Stored data:
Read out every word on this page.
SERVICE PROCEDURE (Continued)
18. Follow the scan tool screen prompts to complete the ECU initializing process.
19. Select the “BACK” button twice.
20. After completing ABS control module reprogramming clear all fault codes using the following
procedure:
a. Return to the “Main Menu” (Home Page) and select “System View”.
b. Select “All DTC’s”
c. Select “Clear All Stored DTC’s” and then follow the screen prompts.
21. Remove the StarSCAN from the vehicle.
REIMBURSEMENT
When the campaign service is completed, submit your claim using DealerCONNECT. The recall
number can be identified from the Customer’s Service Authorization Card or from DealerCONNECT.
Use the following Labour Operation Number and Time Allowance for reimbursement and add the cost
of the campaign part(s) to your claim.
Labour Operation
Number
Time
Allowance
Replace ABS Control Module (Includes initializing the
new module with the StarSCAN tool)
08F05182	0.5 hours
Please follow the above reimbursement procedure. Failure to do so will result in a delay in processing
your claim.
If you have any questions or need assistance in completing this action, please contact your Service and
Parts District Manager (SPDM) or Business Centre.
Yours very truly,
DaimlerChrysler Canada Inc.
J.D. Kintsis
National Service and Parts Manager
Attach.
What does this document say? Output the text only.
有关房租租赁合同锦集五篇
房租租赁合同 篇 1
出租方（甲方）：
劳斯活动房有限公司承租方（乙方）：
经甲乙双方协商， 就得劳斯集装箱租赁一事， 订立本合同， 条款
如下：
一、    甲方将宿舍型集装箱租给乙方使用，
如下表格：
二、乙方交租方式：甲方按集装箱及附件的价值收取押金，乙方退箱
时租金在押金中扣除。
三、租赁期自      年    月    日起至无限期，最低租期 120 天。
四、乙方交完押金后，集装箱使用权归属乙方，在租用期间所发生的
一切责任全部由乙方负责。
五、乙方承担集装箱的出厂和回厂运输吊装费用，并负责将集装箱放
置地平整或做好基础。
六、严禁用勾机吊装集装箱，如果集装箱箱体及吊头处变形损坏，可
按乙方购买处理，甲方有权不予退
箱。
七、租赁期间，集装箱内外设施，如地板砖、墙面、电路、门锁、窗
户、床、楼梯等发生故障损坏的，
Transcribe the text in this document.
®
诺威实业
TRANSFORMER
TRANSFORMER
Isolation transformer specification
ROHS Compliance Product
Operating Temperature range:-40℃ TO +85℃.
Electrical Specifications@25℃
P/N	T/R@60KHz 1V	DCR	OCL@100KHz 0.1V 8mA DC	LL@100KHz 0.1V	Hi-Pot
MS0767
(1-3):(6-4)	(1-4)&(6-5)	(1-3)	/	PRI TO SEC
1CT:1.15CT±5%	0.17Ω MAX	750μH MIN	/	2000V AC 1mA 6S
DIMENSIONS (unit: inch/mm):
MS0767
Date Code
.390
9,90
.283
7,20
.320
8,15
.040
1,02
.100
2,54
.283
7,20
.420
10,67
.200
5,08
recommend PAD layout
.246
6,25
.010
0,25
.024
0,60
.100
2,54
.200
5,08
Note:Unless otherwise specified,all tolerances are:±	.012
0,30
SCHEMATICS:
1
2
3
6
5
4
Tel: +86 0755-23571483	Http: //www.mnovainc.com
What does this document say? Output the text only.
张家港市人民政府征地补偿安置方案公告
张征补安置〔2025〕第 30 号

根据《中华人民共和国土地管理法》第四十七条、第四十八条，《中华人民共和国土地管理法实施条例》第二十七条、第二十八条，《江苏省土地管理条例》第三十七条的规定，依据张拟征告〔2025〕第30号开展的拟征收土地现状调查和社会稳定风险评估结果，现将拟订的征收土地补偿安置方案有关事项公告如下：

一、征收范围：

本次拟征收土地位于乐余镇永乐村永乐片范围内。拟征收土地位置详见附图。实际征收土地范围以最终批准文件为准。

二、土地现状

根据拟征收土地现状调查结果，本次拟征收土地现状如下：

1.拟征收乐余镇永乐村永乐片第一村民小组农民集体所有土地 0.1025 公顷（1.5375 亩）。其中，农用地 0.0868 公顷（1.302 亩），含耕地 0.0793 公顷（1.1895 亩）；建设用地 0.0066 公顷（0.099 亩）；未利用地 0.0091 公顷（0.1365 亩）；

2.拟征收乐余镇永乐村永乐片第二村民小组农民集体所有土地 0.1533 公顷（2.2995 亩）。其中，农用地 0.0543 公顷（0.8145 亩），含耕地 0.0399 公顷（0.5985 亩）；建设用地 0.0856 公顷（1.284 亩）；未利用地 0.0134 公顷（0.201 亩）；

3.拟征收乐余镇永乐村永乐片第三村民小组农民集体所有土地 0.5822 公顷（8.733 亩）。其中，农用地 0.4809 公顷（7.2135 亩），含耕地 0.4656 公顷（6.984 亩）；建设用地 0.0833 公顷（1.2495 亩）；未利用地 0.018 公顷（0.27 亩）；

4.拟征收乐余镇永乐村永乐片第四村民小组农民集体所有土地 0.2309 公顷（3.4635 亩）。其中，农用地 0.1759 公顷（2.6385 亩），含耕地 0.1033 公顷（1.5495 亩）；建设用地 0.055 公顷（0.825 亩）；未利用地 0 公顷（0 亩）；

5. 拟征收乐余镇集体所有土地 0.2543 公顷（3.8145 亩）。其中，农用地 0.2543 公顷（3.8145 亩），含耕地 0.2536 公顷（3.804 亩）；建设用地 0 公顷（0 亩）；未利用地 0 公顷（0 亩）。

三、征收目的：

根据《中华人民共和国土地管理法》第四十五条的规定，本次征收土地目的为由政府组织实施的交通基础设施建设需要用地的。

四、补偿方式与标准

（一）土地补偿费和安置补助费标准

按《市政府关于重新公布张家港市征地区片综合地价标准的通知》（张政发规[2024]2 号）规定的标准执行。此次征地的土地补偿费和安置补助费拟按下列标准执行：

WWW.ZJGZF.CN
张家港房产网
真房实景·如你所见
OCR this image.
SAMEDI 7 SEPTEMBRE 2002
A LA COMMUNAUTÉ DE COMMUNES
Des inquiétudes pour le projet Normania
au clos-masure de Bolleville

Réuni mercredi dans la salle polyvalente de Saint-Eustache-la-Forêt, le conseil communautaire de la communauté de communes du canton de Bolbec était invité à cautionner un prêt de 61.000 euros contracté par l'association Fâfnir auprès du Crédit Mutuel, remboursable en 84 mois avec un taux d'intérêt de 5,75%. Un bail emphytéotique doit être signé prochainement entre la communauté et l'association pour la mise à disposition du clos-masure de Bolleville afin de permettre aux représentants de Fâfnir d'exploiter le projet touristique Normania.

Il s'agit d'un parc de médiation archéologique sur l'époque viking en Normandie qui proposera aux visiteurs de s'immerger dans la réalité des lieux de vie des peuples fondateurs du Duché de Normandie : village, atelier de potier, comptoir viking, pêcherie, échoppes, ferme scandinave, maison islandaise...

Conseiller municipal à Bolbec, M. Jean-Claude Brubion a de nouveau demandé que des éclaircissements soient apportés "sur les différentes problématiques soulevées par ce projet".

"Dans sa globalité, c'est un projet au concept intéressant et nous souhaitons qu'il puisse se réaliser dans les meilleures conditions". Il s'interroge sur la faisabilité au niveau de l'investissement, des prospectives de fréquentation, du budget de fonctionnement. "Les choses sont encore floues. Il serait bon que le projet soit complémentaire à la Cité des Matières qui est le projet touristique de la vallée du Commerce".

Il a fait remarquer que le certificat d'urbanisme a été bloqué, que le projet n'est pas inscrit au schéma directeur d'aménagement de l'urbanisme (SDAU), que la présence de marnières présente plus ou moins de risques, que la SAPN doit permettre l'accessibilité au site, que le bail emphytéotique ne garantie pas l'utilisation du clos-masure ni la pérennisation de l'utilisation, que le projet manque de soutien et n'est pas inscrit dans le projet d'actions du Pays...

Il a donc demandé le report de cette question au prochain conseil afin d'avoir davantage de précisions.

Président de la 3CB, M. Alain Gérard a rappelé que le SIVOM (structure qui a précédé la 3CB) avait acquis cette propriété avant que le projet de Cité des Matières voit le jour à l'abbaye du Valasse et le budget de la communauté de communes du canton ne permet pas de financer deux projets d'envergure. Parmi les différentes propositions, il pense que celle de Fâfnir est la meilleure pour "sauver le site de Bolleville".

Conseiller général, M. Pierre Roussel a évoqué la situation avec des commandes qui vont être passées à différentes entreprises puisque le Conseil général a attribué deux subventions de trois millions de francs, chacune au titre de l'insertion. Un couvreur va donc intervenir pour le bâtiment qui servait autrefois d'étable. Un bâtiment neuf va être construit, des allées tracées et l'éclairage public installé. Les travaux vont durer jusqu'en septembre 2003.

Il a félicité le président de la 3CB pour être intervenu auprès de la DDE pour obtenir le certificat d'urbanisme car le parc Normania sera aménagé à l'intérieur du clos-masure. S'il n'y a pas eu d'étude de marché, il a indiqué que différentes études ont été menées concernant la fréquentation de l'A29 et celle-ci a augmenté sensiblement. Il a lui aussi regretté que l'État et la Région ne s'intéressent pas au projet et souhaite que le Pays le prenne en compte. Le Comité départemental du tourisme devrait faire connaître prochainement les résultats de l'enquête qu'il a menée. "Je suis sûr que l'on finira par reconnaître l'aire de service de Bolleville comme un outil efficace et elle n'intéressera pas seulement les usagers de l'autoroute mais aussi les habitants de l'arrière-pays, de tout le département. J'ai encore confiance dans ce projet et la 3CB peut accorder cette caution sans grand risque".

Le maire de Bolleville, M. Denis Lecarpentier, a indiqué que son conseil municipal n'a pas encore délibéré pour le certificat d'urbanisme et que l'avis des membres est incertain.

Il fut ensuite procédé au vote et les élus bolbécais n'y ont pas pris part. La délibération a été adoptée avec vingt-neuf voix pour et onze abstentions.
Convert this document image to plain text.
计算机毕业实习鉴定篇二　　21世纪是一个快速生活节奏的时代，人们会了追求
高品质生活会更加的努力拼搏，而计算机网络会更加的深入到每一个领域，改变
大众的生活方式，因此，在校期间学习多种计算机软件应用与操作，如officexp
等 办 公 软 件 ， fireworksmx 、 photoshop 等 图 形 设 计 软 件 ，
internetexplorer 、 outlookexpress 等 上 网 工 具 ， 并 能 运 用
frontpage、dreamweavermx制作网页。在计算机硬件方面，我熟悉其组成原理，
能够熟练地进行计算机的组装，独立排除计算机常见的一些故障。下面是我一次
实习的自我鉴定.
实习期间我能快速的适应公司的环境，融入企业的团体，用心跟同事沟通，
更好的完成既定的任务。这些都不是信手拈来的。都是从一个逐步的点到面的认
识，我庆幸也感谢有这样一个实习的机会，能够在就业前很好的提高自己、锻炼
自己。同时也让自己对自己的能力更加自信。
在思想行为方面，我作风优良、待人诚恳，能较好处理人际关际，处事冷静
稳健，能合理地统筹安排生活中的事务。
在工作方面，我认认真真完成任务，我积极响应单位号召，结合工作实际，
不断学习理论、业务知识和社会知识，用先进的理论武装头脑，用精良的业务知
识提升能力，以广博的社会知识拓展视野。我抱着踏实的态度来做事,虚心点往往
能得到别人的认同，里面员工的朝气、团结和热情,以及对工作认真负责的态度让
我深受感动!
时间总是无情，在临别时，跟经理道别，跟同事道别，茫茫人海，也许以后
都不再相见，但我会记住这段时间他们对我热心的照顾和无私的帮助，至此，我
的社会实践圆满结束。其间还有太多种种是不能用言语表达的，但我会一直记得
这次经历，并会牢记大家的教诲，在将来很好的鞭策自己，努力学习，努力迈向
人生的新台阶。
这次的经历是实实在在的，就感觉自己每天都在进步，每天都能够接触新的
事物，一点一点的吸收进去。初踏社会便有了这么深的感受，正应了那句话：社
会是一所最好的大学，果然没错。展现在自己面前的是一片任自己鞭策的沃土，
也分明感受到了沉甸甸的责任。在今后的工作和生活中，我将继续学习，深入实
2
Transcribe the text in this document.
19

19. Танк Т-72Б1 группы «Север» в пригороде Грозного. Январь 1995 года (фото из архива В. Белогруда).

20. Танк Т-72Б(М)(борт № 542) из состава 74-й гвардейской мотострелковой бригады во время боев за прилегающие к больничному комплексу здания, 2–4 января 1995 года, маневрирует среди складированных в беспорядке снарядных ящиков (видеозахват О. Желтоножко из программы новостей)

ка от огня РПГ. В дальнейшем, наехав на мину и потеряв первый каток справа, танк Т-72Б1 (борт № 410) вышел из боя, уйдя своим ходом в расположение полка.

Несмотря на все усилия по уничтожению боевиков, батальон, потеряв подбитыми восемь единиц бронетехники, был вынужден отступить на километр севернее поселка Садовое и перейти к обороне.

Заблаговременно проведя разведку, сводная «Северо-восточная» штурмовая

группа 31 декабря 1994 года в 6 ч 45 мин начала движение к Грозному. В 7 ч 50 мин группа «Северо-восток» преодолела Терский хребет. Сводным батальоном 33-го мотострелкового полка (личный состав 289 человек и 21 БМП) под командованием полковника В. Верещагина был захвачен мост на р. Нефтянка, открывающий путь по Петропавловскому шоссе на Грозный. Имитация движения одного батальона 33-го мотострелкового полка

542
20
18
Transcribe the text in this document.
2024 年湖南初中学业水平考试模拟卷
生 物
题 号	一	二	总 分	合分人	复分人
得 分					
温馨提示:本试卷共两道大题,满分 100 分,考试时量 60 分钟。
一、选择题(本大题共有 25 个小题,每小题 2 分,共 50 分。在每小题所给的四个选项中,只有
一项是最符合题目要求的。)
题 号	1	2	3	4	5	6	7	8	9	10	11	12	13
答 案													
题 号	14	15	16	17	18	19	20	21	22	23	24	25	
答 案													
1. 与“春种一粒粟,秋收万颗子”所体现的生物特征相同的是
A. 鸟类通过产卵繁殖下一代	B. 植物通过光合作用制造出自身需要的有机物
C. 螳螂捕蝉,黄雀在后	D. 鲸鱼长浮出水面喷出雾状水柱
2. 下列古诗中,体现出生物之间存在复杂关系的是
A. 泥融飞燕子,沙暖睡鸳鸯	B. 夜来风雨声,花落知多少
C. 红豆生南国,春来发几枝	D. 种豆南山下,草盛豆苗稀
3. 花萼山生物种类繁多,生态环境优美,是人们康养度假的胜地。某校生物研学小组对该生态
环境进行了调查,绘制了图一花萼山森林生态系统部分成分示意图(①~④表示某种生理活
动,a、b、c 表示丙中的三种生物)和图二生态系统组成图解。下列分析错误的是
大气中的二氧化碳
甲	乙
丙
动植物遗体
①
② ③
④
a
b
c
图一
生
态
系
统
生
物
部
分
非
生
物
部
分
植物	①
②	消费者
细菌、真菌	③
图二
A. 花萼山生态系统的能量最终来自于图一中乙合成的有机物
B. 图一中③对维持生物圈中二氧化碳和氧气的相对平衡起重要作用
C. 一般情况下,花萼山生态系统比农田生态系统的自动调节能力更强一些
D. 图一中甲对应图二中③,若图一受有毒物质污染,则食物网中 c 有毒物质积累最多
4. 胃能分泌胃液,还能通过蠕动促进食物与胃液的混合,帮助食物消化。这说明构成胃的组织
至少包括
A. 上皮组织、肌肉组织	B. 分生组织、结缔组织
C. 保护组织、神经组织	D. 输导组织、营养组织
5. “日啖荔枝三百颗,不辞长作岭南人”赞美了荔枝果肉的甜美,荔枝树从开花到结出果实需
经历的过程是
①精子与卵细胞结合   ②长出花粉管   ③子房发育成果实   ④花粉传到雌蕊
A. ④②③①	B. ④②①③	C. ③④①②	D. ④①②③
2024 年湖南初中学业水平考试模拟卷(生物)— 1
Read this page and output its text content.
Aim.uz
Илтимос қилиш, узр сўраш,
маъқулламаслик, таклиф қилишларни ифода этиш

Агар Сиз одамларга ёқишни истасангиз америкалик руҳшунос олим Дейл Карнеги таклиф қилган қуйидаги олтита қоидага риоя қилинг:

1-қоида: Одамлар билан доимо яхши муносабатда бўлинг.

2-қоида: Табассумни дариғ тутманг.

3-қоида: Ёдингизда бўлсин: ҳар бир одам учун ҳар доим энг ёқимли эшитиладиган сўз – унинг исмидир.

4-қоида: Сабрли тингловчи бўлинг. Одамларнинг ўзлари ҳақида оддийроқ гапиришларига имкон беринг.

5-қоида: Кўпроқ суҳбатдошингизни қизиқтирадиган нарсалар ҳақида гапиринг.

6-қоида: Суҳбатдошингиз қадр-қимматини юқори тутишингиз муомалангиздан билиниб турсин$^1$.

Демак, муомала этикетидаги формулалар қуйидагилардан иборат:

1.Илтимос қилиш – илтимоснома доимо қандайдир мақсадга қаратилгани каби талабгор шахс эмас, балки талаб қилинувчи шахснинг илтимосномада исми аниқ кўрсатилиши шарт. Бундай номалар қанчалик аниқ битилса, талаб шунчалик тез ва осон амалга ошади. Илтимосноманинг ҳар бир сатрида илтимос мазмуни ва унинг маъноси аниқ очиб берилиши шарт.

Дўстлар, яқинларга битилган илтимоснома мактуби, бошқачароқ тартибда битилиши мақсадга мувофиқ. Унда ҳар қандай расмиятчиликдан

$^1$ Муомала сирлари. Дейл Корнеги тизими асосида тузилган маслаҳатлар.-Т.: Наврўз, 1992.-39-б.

Problem statement —
Reproduce every line of the listing above in which the string "encore" appears.

Worked answer —
"Dans sa globalité, c'est un projet au concept intéressant et nous souhaitons qu'il puisse se réaliser dans les meilleures conditions". Il s'interroge sur la faisabilité au niveau de l'investissement, des prospectives de fréquentation, du budget de fonctionnement. "Les choses sont encore floues. Il serait bon que le projet soit complémentaire à la Cité des Matières qui est le projet touristique de la vallée du Commerce".
Il a félicité le président de la 3CB pour être intervenu auprès de la DDE pour obtenir le certificat d'urbanisme car le parc Normania sera aménagé à l'intérieur du clos-masure. S'il n'y a pas eu d'étude de marché, il a indiqué que différentes études ont été menées concernant la fréquentation de l'A29 et celle-ci a augmenté sensiblement. Il a lui aussi regretté que l'État et la Région ne s'intéressent pas au projet et souhaite que le Pays le prenne en compte. Le Comité départemental du tourisme devrait faire connaître prochainement les résultats de l'enquête qu'il a menée. "Je suis sûr que l'on finira par reconnaître l'aire de service de Bolleville comme un outil efficace et elle n'intéressera pas seulement les usagers de l'autoroute mais aussi les habitants de l'arrière-pays, de tout le département. J'ai encore confiance dans ce projet et la 3CB peut accorder cette caution sans grand risque".
Le maire de Bolleville, M. Denis Lecarpentier, a indiqué que son conseil municipal n'a pas encore délibéré pour le certificat d'urbanisme et que l'avis des membres est incertain.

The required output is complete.